**WHAT THE EXERCISE ASKS**
All lines below must be repeated exactly, with the pictures omitted.
☆ ☆ ☆ ☆ ☆
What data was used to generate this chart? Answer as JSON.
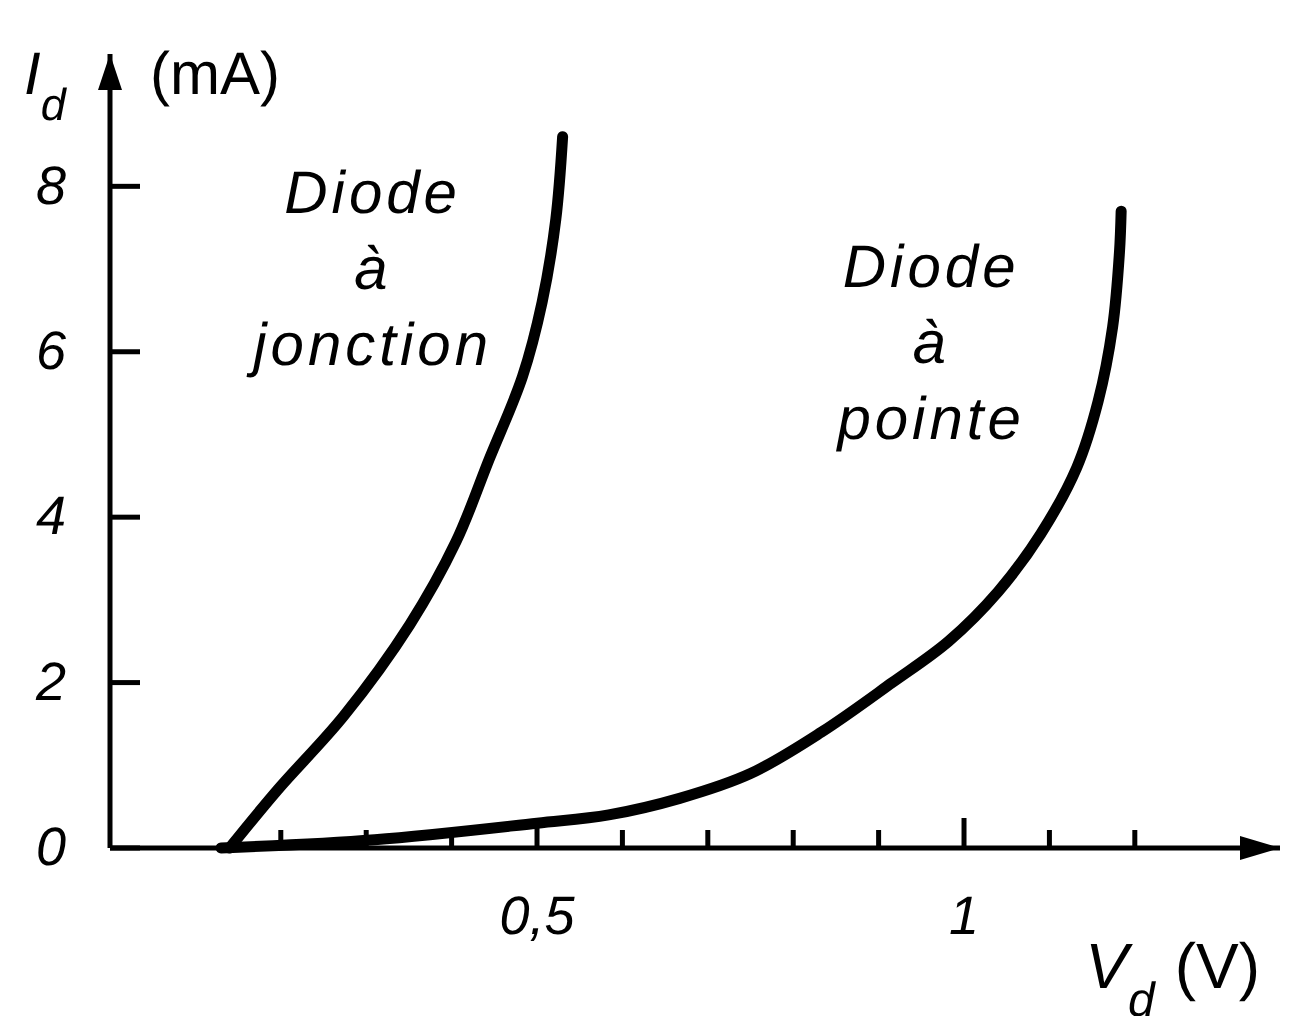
{
  "chart_data": {
    "type": "line",
    "xlabel": "V$_{d}$ (V)",
    "ylabel": "I$_{d}$ (mA)",
    "xlim": [
      0,
      1.37
    ],
    "ylim": [
      0,
      9.6
    ],
    "xticks": [
      {
        "value": 0.2,
        "label": null
      },
      {
        "value": 0.3,
        "label": null
      },
      {
        "value": 0.4,
        "label": null
      },
      {
        "value": 0.5,
        "label": "0,5"
      },
      {
        "value": 0.6,
        "label": null
      },
      {
        "value": 0.7,
        "label": null
      },
      {
        "value": 0.8,
        "label": null
      },
      {
        "value": 0.9,
        "label": null
      },
      1,
      {
        "value": 1.1,
        "label": null
      },
      {
        "value": 1.2,
        "label": null
      }
    ],
    "yticks": [
      0,
      2,
      4,
      6,
      8
    ],
    "line_style": "solid",
    "series": [
      {
        "name": "Diode à jonction",
        "color": "#000000",
        "x": [
          0.14,
          0.196,
          0.274,
          0.351,
          0.405,
          0.444,
          0.483,
          0.506,
          0.522,
          0.53
        ],
        "values": [
          0,
          0.7,
          1.6,
          2.7,
          3.7,
          4.7,
          5.7,
          6.6,
          7.6,
          8.6
        ]
      },
      {
        "name": "Diode à pointe",
        "color": "#000000",
        "x": [
          0.13,
          0.31,
          0.5,
          0.584,
          0.667,
          0.75,
          0.833,
          0.916,
          0.982,
          1.04,
          1.09,
          1.132,
          1.157,
          1.174,
          1.182,
          1.184
        ],
        "values": [
          0,
          0.1,
          0.3,
          0.4,
          0.6,
          0.9,
          1.4,
          2.0,
          2.5,
          3.1,
          3.8,
          4.6,
          5.4,
          6.3,
          7.2,
          7.7
        ]
      }
    ]
  }
}
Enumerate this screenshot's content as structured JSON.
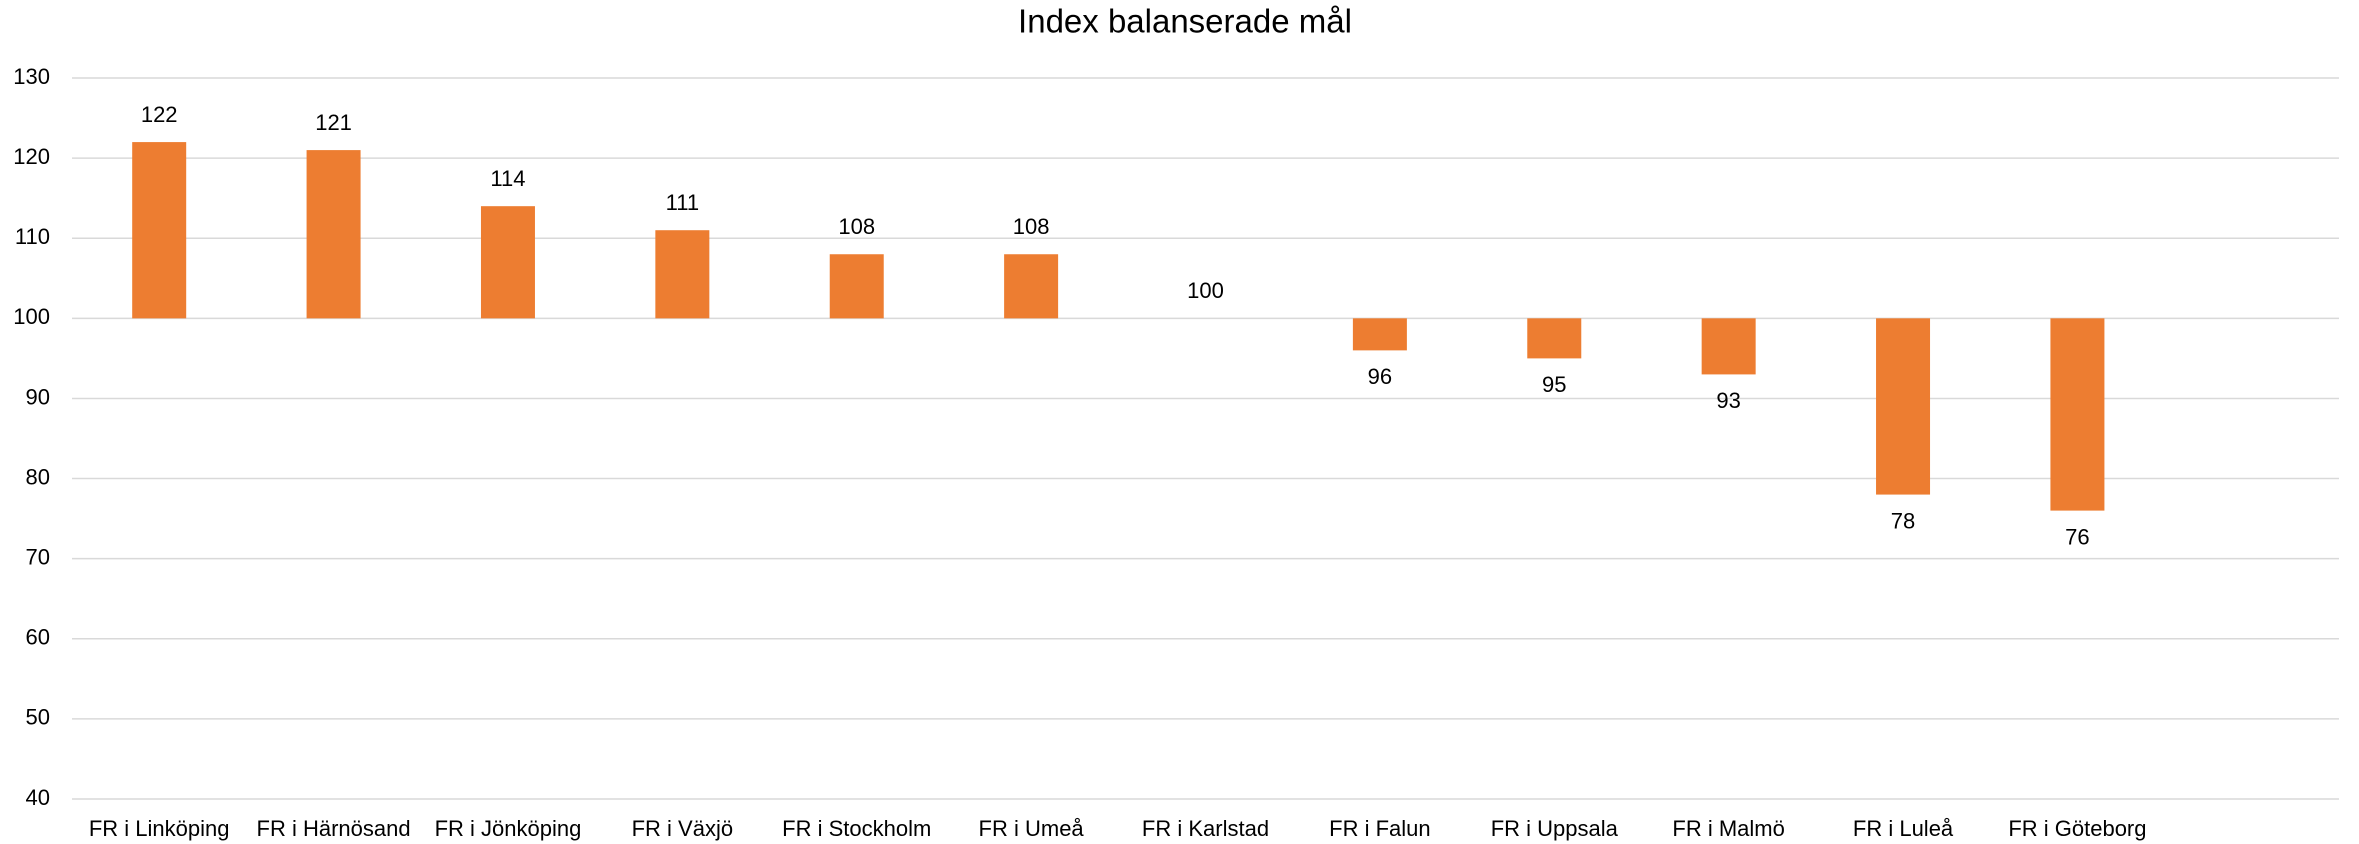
{
  "chart_data": {
    "type": "bar",
    "title": "Index balanserade mål",
    "categories": [
      "FR i Linköping",
      "FR i Härnösand",
      "FR i Jönköping",
      "FR i Växjö",
      "FR i Stockholm",
      "FR i Umeå",
      "FR i Karlstad",
      "FR i Falun",
      "FR i Uppsala",
      "FR i Malmö",
      "FR i Luleå",
      "FR i Göteborg",
      null
    ],
    "values": [
      122,
      121,
      114,
      111,
      108,
      108,
      100,
      96,
      95,
      93,
      78,
      76,
      null
    ],
    "color": "#ed7d31",
    "baseline": 100,
    "ylim": [
      40,
      130
    ],
    "yticks": [
      40,
      50,
      60,
      70,
      80,
      90,
      100,
      110,
      120,
      130
    ],
    "grid": true
  }
}
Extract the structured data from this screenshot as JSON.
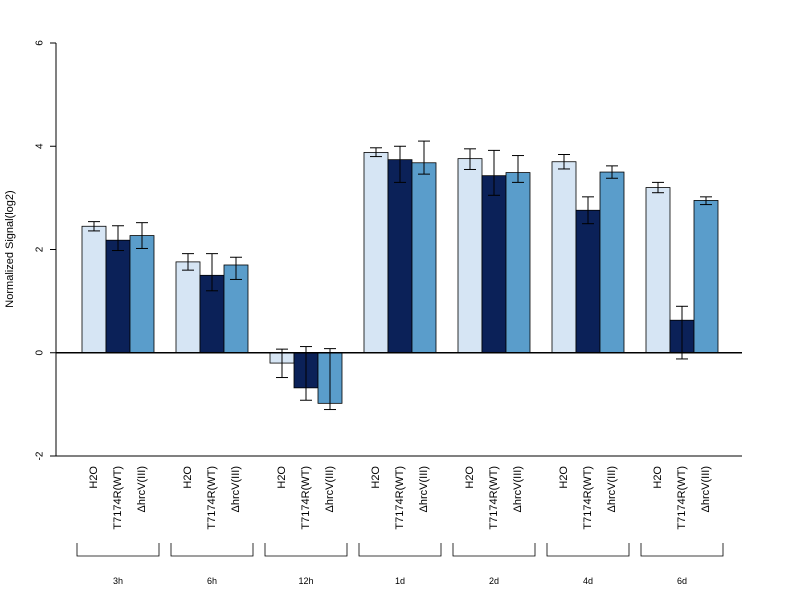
{
  "chart_data": {
    "type": "bar",
    "ylabel": "Normalized Signal(log2)",
    "ylim": [
      -2,
      6
    ],
    "yticks": [
      -2,
      0,
      2,
      4,
      6
    ],
    "series_names": [
      "H2O",
      "T7174R(WT)",
      "ΔhrcV(III)"
    ],
    "colors": [
      "#d6e5f4",
      "#0b2158",
      "#5a9dcb"
    ],
    "groups": [
      {
        "label": "3h",
        "values": [
          2.45,
          2.18,
          2.27
        ],
        "err_low": [
          2.36,
          1.98,
          2.02
        ],
        "err_high": [
          2.54,
          2.46,
          2.52
        ]
      },
      {
        "label": "6h",
        "values": [
          1.76,
          1.5,
          1.7
        ],
        "err_low": [
          1.6,
          1.2,
          1.42
        ],
        "err_high": [
          1.92,
          1.92,
          1.85
        ]
      },
      {
        "label": "12h",
        "values": [
          -0.2,
          -0.68,
          -0.98
        ],
        "err_low": [
          -0.48,
          -0.92,
          -1.1
        ],
        "err_high": [
          0.07,
          0.12,
          0.08
        ]
      },
      {
        "label": "1d",
        "values": [
          3.88,
          3.74,
          3.68
        ],
        "err_low": [
          3.8,
          3.3,
          3.46
        ],
        "err_high": [
          3.97,
          4.0,
          4.1
        ]
      },
      {
        "label": "2d",
        "values": [
          3.76,
          3.43,
          3.49
        ],
        "err_low": [
          3.55,
          3.05,
          3.3
        ],
        "err_high": [
          3.95,
          3.92,
          3.82
        ]
      },
      {
        "label": "4d",
        "values": [
          3.7,
          2.76,
          3.5
        ],
        "err_low": [
          3.56,
          2.5,
          3.38
        ],
        "err_high": [
          3.84,
          3.02,
          3.62
        ]
      },
      {
        "label": "6d",
        "values": [
          3.2,
          0.63,
          2.95
        ],
        "err_low": [
          3.1,
          -0.12,
          2.87
        ],
        "err_high": [
          3.3,
          0.9,
          3.02
        ]
      }
    ]
  }
}
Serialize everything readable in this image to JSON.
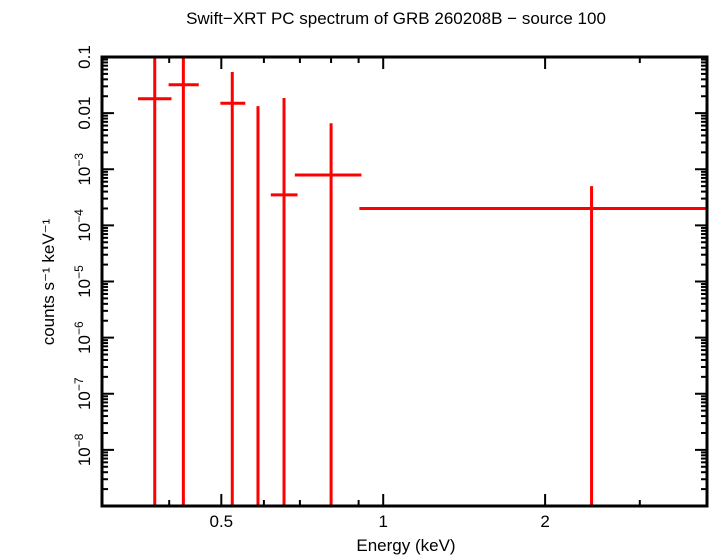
{
  "chart_data": {
    "type": "scatter",
    "title": "Swift−XRT PC spectrum of GRB 260208B − source 100",
    "xlabel": "Energy (keV)",
    "ylabel": "counts s⁻¹ keV⁻¹",
    "xscale": "log",
    "yscale": "log",
    "xlim": [
      0.3,
      4.0
    ],
    "ylim": [
      1e-09,
      0.1
    ],
    "grid": false,
    "series_color": "#ff0000",
    "x_ticks": [
      {
        "value": 0.5,
        "label": "0.5"
      },
      {
        "value": 1,
        "label": "1"
      },
      {
        "value": 2,
        "label": "2"
      }
    ],
    "x_minor_ticks": [
      0.3,
      0.4,
      0.6,
      0.7,
      0.8,
      0.9,
      3,
      4
    ],
    "y_ticks": [
      {
        "value": 0.1,
        "base": "0.1",
        "sup": ""
      },
      {
        "value": 0.01,
        "base": "0.01",
        "sup": ""
      },
      {
        "value": 0.001,
        "base": "10",
        "sup": "−3"
      },
      {
        "value": 0.0001,
        "base": "10",
        "sup": "−4"
      },
      {
        "value": 1e-05,
        "base": "10",
        "sup": "−5"
      },
      {
        "value": 1e-06,
        "base": "10",
        "sup": "−6"
      },
      {
        "value": 1e-07,
        "base": "10",
        "sup": "−7"
      },
      {
        "value": 1e-08,
        "base": "10",
        "sup": "−8"
      }
    ],
    "points": [
      {
        "x": 0.376,
        "xlo": 0.35,
        "xhi": 0.404,
        "y": 0.018,
        "yhi": 0.2
      },
      {
        "x": 0.425,
        "xlo": 0.399,
        "xhi": 0.454,
        "y": 0.032,
        "yhi": 0.2
      },
      {
        "x": 0.524,
        "xlo": 0.498,
        "xhi": 0.554,
        "y": 0.015,
        "yhi": 0.054
      },
      {
        "x": 0.585,
        "xlo": 0.583,
        "xhi": 0.587,
        "y": null,
        "yhi": 0.0133
      },
      {
        "x": 0.654,
        "xlo": 0.618,
        "xhi": 0.693,
        "y": 0.00035,
        "yhi": 0.0186
      },
      {
        "x": 0.8,
        "xlo": 0.685,
        "xhi": 0.911,
        "y": 0.00079,
        "yhi": 0.0066
      },
      {
        "x": 2.44,
        "xlo": 0.903,
        "xhi": 3.97,
        "y": 0.0002,
        "yhi": 0.0005
      }
    ]
  }
}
☆ ☆ ☆ ☆ ☆
**RESULT FOR THIS EXERCISE**
What data was used to generate this chart? Answer as JSON.
{
  "chart_data": {
    "type": "line",
    "xlabel": "V$_{d}$ (V)",
    "ylabel": "I$_{d}$ (mA)",
    "xlim": [
      0,
      1.37
    ],
    "ylim": [
      0,
      9.6
    ],
    "xticks": [
      {
        "value": 0.2,
        "label": null
      },
      {
        "value": 0.3,
        "label": null
      },
      {
        "value": 0.4,
        "label": null
      },
      {
        "value": 0.5,
        "label": "0,5"
      },
      {
        "value": 0.6,
        "label": null
      },
      {
        "value": 0.7,
        "label": null
      },
      {
        "value": 0.8,
        "label": null
      },
      {
        "value": 0.9,
        "label": null
      },
      1,
      {
        "value": 1.1,
        "label": null
      },
      {
        "value": 1.2,
        "label": null
      }
    ],
    "yticks": [
      0,
      2,
      4,
      6,
      8
    ],
    "line_style": "solid",
    "series": [
      {
        "name": "Diode à jonction",
        "color": "#000000",
        "x": [
          0.14,
          0.196,
          0.274,
          0.351,
          0.405,
          0.444,
          0.483,
          0.506,
          0.522,
          0.53
        ],
        "values": [
          0,
          0.7,
          1.6,
          2.7,
          3.7,
          4.7,
          5.7,
          6.6,
          7.6,
          8.6
        ]
      },
      {
        "name": "Diode à pointe",
        "color": "#000000",
        "x": [
          0.13,
          0.31,
          0.5,
          0.584,
          0.667,
          0.75,
          0.833,
          0.916,
          0.982,
          1.04,
          1.09,
          1.132,
          1.157,
          1.174,
          1.182,
          1.184
        ],
        "values": [
          0,
          0.1,
          0.3,
          0.4,
          0.6,
          0.9,
          1.4,
          2.0,
          2.5,
          3.1,
          3.8,
          4.6,
          5.4,
          6.3,
          7.2,
          7.7
        ]
      }
    ]
  }
}
Enumerate this screenshot's content as structured JSON.
{
  "chart_data": {
    "type": "bar",
    "title": "Index balanserade mål",
    "categories": [
      "FR i Linköping",
      "FR i Härnösand",
      "FR i Jönköping",
      "FR i Växjö",
      "FR i Stockholm",
      "FR i Umeå",
      "FR i Karlstad",
      "FR i Falun",
      "FR i Uppsala",
      "FR i Malmö",
      "FR i Luleå",
      "FR i Göteborg",
      null
    ],
    "values": [
      122,
      121,
      114,
      111,
      108,
      108,
      100,
      96,
      95,
      93,
      78,
      76,
      null
    ],
    "color": "#ed7d31",
    "baseline": 100,
    "ylim": [
      40,
      130
    ],
    "yticks": [
      40,
      50,
      60,
      70,
      80,
      90,
      100,
      110,
      120,
      130
    ],
    "grid": true
  }
}
Extract the structured data from this screenshot as JSON.
{
  "chart_data": {
    "type": "bar",
    "ylabel": "Normalized Signal(log2)",
    "ylim": [
      -2,
      6
    ],
    "yticks": [
      -2,
      0,
      2,
      4,
      6
    ],
    "series_names": [
      "H2O",
      "T7174R(WT)",
      "ΔhrcV(III)"
    ],
    "colors": [
      "#d6e5f4",
      "#0b2158",
      "#5a9dcb"
    ],
    "groups": [
      {
        "label": "3h",
        "values": [
          2.45,
          2.18,
          2.27
        ],
        "err_low": [
          2.36,
          1.98,
          2.02
        ],
        "err_high": [
          2.54,
          2.46,
          2.52
        ]
      },
      {
        "label": "6h",
        "values": [
          1.76,
          1.5,
          1.7
        ],
        "err_low": [
          1.6,
          1.2,
          1.42
        ],
        "err_high": [
          1.92,
          1.92,
          1.85
        ]
      },
      {
        "label": "12h",
        "values": [
          -0.2,
          -0.68,
          -0.98
        ],
        "err_low": [
          -0.48,
          -0.92,
          -1.1
        ],
        "err_high": [
          0.07,
          0.12,
          0.08
        ]
      },
      {
        "label": "1d",
        "values": [
          3.88,
          3.74,
          3.68
        ],
        "err_low": [
          3.8,
          3.3,
          3.46
        ],
        "err_high": [
          3.97,
          4.0,
          4.1
        ]
      },
      {
        "label": "2d",
        "values": [
          3.76,
          3.43,
          3.49
        ],
        "err_low": [
          3.55,
          3.05,
          3.3
        ],
        "err_high": [
          3.95,
          3.92,
          3.82
        ]
      },
      {
        "label": "4d",
        "values": [
          3.7,
          2.76,
          3.5
        ],
        "err_low": [
          3.56,
          2.5,
          3.38
        ],
        "err_high": [
          3.84,
          3.02,
          3.62
        ]
      },
      {
        "label": "6d",
        "values": [
          3.2,
          0.63,
          2.95
        ],
        "err_low": [
          3.1,
          -0.12,
          2.87
        ],
        "err_high": [
          3.3,
          0.9,
          3.02
        ]
      }
    ]
  }
}
Serialize everything readable in this image to JSON.
{
  "chart_data": {
    "type": "scatter",
    "title": "Swift−XRT PC spectrum of GRB 260208B − source 100",
    "xlabel": "Energy (keV)",
    "ylabel": "counts s⁻¹ keV⁻¹",
    "xscale": "log",
    "yscale": "log",
    "xlim": [
      0.3,
      4.0
    ],
    "ylim": [
      1e-09,
      0.1
    ],
    "grid": false,
    "series_color": "#ff0000",
    "x_ticks": [
      {
        "value": 0.5,
        "label": "0.5"
      },
      {
        "value": 1,
        "label": "1"
      },
      {
        "value": 2,
        "label": "2"
      }
    ],
    "x_minor_ticks": [
      0.3,
      0.4,
      0.6,
      0.7,
      0.8,
      0.9,
      3,
      4
    ],
    "y_ticks": [
      {
        "value": 0.1,
        "base": "0.1",
        "sup": ""
      },
      {
        "value": 0.01,
        "base": "0.01",
        "sup": ""
      },
      {
        "value": 0.001,
        "base": "10",
        "sup": "−3"
      },
      {
        "value": 0.0001,
        "base": "10",
        "sup": "−4"
      },
      {
        "value": 1e-05,
        "base": "10",
        "sup": "−5"
      },
      {
        "value": 1e-06,
        "base": "10",
        "sup": "−6"
      },
      {
        "value": 1e-07,
        "base": "10",
        "sup": "−7"
      },
      {
        "value": 1e-08,
        "base": "10",
        "sup": "−8"
      }
    ],
    "points": [
      {
        "x": 0.376,
        "xlo": 0.35,
        "xhi": 0.404,
        "y": 0.018,
        "yhi": 0.2
      },
      {
        "x": 0.425,
        "xlo": 0.399,
        "xhi": 0.454,
        "y": 0.032,
        "yhi": 0.2
      },
      {
        "x": 0.524,
        "xlo": 0.498,
        "xhi": 0.554,
        "y": 0.015,
        "yhi": 0.054
      },
      {
        "x": 0.585,
        "xlo": 0.583,
        "xhi": 0.587,
        "y": null,
        "yhi": 0.0133
      },
      {
        "x": 0.654,
        "xlo": 0.618,
        "xhi": 0.693,
        "y": 0.00035,
        "yhi": 0.0186
      },
      {
        "x": 0.8,
        "xlo": 0.685,
        "xhi": 0.911,
        "y": 0.00079,
        "yhi": 0.0066
      },
      {
        "x": 2.44,
        "xlo": 0.903,
        "xhi": 3.97,
        "y": 0.0002,
        "yhi": 0.0005
      }
    ]
  }
}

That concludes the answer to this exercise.